Given records.
□ □ □ □ □
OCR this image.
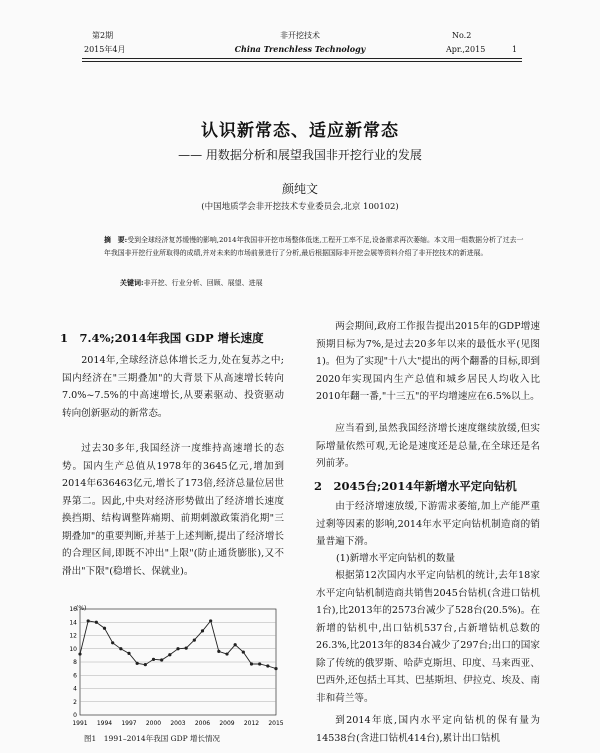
第2期
2015年4月
非开挖技术
China Trenchless Technology
No.2
Apr.,2015	1
认识新常态、适应新常态
—— 用数据分析和展望我国非开挖行业的发展
颜纯文
(中国地质学会非开挖技术专业委员会,北京 100102)
摘　要:受到全球经济复苏缓慢的影响,2014年我国非开挖市场整体低迷,工程开工率不足,设备需求再次萎缩。本文用一组数据分析了过去一年我国非开挖行业所取得的成绩,并对未来的市场前景进行了分析,最后根据国际非开挖会展等资料介绍了非开挖技术的新进展。
关键词:非开挖、行业分析、回顾、展望、进展
1　7.4%;2014年我国 GDP 增长速度
2014年,全球经济总体增长乏力,处在复苏之中;国内经济在"三期叠加"的大背景下从高速增长转向7.0%~7.5%的中高速增长,从要素驱动、投资驱动转向创新驱动的新常态。
过去30多年,我国经济一度维持高速增长的态势。国内生产总值从1978年的3645亿元,增加到2014年636463亿元,增长了173倍,经济总量位居世界第二。因此,中央对经济形势做出了经济增长速度换挡期、结构调整阵痛期、前期刺激政策消化期"三期叠加"的重要判断,并基于上述判断,提出了经济增长的合理区间,即既不冲出"上限"(防止通货膨胀),又不滑出"下限"(稳增长、保就业)。
(%)
0
2
4
6
8
10
12
14
16
1991 1994 1997 2000 2003 2006 2009 2012 2015
图1　1991–2014年我国 GDP 增长情况
两会期间,政府工作报告提出2015年的GDP增速预期目标为7%,是过去20多年以来的最低水平(见图1)。但为了实现"十八大"提出的两个翻番的目标,即到2020年实现国内生产总值和城乡居民人均收入比2010年翻一番,"十三五"的平均增速应在6.5%以上。
应当看到,虽然我国经济增长速度继续放缓,但实际增量依然可观,无论是速度还是总量,在全球还是名列前茅。
2　2045台;2014年新增水平定向钻机
由于经济增速放缓,下游需求萎缩,加上产能严重过剩等因素的影响,2014年水平定向钻机制造商的销量普遍下滑。
(1)新增水平定向钻机的数量
根据第12次国内水平定向钻机的统计,去年18家水平定向钻机制造商共销售2045台钻机(含进口钻机1台),比2013年的2573台减少了528台(20.5%)。在新增的钻机中,出口钻机537台,占新增钻机总数的26.3%,比2013年的834台减少了297台;出口的国家除了传统的俄罗斯、哈萨克斯坦、印度、马来西亚、巴西外,还包括土耳其、巴基斯坦、伊拉克、埃及、南非和荷兰等。
到2014年底,国内水平定向钻机的保有量为14538台(含进口钻机414台),累计出口钻机
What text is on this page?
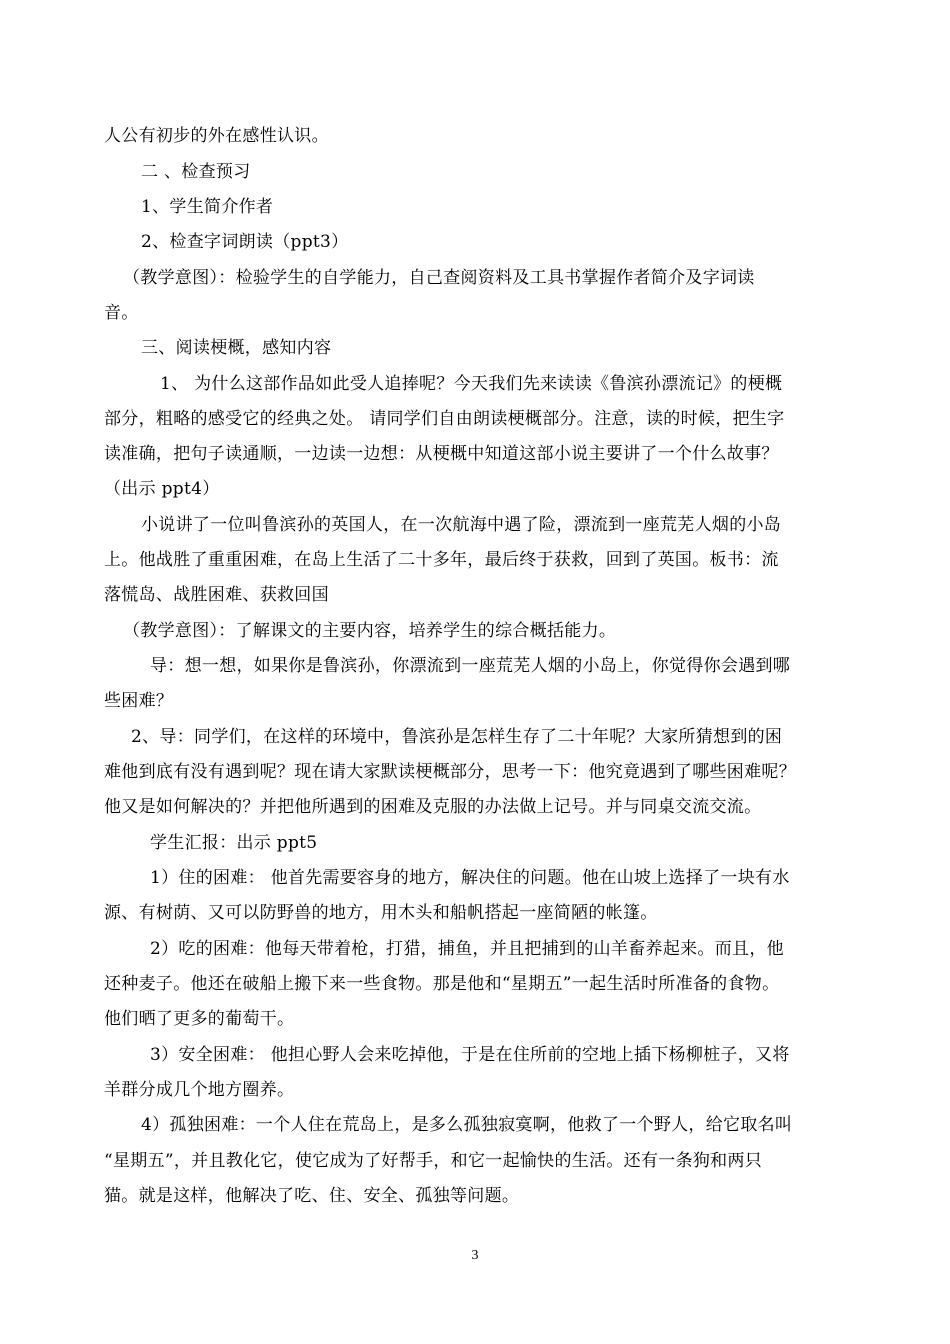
人公有初步的外在感性认识。
二 、检查预习
1、学生简介作者
2、检查字词朗读（ppt3）
（教学意图）：检验学生的自学能力，自己查阅资料及工具书掌握作者简介及字词读
音。
三、阅读梗概，感知内容
1、 为什么这部作品如此受人追捧呢？今天我们先来读读《鲁滨孙漂流记》的梗概
部分，粗略的感受它的经典之处。 请同学们自由朗读梗概部分。注意，读的时候，把生字
读准确，把句子读通顺，一边读一边想：从梗概中知道这部小说主要讲了一个什么故事？
（出示 ppt4）
小说讲了一位叫鲁滨孙的英国人，在一次航海中遇了险，漂流到一座荒芜人烟的小岛
上。他战胜了重重困难，在岛上生活了二十多年，最后终于获救，回到了英国。板书：流
落慌岛、战胜困难、获救回国
（教学意图）：了解课文的主要内容，培养学生的综合概括能力。
导：想一想，如果你是鲁滨孙，你漂流到一座荒芜人烟的小岛上，你觉得你会遇到哪
些困难？
2、导：同学们，在这样的环境中，鲁滨孙是怎样生存了二十年呢？大家所猜想到的困
难他到底有没有遇到呢？现在请大家默读梗概部分，思考一下：他究竟遇到了哪些困难呢？
他又是如何解决的？并把他所遇到的困难及克服的办法做上记号。并与同桌交流交流。
学生汇报：出示 ppt5
1）住的困难： 他首先需要容身的地方，解决住的问题。他在山坡上选择了一块有水
源、有树荫、又可以防野兽的地方，用木头和船帆搭起一座简陋的帐篷。
2）吃的困难：他每天带着枪，打猎，捕鱼，并且把捕到的山羊畜养起来。而且，他
还种麦子。他还在破船上搬下来一些食物。那是他和“星期五”一起生活时所准备的食物。
他们晒了更多的葡萄干。
3）安全困难： 他担心野人会来吃掉他，于是在住所前的空地上插下杨柳桩子，又将
羊群分成几个地方圈养。
4）孤独困难：一个人住在荒岛上，是多么孤独寂寞啊，他救了一个野人，给它取名叫
“星期五”，并且教化它，使它成为了好帮手，和它一起愉快的生活。还有一条狗和两只
猫。就是这样，他解决了吃、住、安全、孤独等问题。
3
□ □ □ □ □
Written task. Across the preceding material, how many lines contain the word "this"? State the number alone.

Written response. 2